**Problem requirements**
Identify all lines below that hold "System" and collect them.

**Figure contents as structured data**

^^^^

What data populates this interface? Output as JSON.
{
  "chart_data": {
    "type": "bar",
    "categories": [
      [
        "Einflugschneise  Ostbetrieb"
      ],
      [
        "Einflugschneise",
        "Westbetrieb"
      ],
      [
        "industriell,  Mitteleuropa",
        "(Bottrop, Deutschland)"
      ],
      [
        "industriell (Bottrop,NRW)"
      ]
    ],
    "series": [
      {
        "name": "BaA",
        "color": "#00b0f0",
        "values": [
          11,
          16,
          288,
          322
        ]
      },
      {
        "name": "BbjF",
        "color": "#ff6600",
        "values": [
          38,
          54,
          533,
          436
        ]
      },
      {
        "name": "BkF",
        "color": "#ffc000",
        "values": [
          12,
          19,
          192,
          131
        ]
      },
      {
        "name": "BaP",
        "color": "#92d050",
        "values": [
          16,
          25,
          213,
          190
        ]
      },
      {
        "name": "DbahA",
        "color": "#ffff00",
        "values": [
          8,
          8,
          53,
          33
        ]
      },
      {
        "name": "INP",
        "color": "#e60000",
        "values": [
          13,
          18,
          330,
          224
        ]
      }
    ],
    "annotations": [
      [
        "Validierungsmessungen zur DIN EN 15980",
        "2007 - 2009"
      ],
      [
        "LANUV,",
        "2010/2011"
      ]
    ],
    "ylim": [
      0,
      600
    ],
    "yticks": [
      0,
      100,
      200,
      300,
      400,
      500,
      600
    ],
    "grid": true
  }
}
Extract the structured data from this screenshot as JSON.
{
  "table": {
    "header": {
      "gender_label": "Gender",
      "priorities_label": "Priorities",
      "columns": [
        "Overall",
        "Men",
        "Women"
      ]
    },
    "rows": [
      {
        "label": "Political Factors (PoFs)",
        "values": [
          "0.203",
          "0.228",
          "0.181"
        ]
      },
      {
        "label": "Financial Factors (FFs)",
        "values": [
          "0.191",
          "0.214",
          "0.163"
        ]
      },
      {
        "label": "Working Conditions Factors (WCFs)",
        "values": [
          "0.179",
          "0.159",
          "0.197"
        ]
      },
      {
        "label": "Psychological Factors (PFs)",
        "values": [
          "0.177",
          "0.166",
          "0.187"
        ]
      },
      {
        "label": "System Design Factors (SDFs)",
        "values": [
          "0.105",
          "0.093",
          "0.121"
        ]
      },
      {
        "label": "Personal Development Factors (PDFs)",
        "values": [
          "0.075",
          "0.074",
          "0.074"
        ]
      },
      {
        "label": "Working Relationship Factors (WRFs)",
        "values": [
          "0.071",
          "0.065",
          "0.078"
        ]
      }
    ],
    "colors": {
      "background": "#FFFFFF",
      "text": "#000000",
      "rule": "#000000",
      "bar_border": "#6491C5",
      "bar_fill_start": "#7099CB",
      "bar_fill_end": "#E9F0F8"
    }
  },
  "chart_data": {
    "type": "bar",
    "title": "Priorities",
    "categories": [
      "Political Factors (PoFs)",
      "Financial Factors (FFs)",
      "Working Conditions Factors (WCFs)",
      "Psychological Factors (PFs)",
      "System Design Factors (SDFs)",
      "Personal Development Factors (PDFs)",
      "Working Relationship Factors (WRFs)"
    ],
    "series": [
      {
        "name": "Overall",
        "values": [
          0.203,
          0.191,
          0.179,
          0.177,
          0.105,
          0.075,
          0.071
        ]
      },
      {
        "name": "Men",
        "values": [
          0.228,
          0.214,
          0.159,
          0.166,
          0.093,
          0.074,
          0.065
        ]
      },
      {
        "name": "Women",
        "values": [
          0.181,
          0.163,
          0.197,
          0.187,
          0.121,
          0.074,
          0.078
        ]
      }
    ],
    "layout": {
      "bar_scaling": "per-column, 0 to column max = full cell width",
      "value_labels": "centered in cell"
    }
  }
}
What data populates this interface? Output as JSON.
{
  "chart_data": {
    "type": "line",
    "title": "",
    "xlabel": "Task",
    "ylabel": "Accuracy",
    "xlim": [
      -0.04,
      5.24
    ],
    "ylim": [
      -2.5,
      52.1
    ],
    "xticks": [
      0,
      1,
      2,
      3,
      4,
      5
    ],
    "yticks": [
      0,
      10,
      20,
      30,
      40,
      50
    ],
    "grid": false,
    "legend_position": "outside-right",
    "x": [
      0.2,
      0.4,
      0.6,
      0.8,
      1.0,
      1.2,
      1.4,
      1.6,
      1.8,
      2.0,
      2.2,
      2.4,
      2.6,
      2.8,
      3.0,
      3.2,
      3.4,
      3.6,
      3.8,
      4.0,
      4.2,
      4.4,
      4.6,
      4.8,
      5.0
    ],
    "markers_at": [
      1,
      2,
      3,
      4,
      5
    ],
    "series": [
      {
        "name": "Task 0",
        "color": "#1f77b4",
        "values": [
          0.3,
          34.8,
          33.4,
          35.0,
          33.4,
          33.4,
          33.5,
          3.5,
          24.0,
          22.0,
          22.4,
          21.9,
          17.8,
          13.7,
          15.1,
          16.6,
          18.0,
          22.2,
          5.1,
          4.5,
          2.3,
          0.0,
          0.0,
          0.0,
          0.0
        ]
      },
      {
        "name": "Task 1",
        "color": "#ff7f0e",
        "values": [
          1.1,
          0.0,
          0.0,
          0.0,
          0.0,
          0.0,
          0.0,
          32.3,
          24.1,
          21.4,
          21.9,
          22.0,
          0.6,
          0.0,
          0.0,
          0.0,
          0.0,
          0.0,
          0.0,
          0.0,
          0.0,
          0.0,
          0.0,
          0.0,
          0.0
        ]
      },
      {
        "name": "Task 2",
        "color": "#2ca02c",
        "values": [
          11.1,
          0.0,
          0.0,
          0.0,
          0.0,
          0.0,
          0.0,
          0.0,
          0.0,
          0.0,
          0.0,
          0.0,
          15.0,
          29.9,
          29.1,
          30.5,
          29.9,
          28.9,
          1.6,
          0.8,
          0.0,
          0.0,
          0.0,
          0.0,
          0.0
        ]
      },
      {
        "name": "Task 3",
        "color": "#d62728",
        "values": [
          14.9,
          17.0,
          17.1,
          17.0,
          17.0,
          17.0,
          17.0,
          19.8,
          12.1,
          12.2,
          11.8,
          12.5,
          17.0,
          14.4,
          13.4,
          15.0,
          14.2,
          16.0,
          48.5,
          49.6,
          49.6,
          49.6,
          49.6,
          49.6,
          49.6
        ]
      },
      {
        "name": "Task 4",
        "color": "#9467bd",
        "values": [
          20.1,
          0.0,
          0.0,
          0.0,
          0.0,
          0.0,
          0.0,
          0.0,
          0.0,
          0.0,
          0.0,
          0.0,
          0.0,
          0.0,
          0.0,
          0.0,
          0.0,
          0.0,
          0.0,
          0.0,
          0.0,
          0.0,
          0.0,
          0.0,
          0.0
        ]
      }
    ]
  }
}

^^^^

**Response to this exercise**
        "label": "System Design Factors (SDFs)",
      "System Design Factors (SDFs)",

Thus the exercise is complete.